### OBJECTIVE
Find every line containing the word "nNerve" in the records below; report only how many there are.

(Saved entries)
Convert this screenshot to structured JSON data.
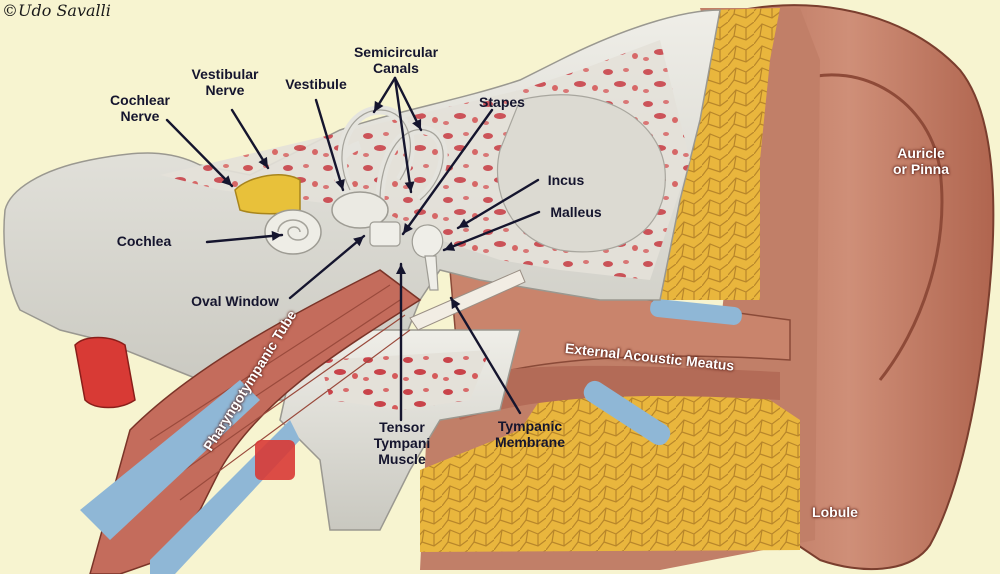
{
  "credit": "©Udo Savalli",
  "labels": {
    "semicircular_canals": "Semicircular\nCanals",
    "vestibular_nerve": "Vestibular\nNerve",
    "cochlear_nerve": "Cochlear\nNerve",
    "vestibule": "Vestibule",
    "stapes": "Stapes",
    "incus": "Incus",
    "malleus": "Malleus",
    "cochlea": "Cochlea",
    "oval_window": "Oval Window",
    "pharyngotympanic_tube": "Pharyngotympanic Tube",
    "external_acoustic_meatus": "External Acoustic Meatus",
    "tensor_tympani_muscle": "Tensor\nTympani\nMuscle",
    "tympanic_membrane": "Tympanic\nMembrane",
    "auricle": "Auricle\nor Pinna",
    "lobule": "Lobule"
  },
  "colors": {
    "background": "#f7f4d0",
    "bone": "#e2e0d8",
    "skin": "#c98a75",
    "fat": "#e9b63d",
    "muscle": "#c46c5c",
    "artery": "#d83a35",
    "nerve": "#e8c13a",
    "cartilage": "#8fb7d6",
    "leader_line": "#15152e"
  }
}
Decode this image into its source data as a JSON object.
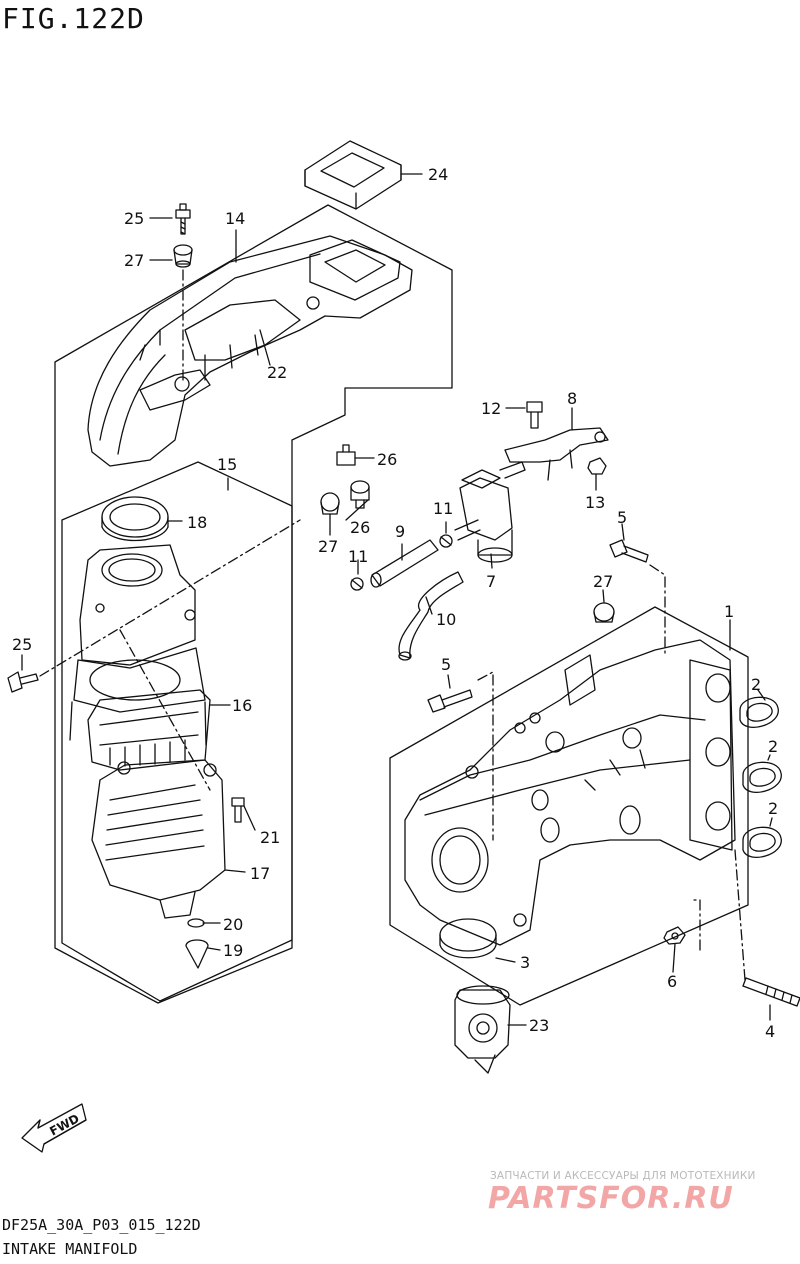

### TASK ANSWER
2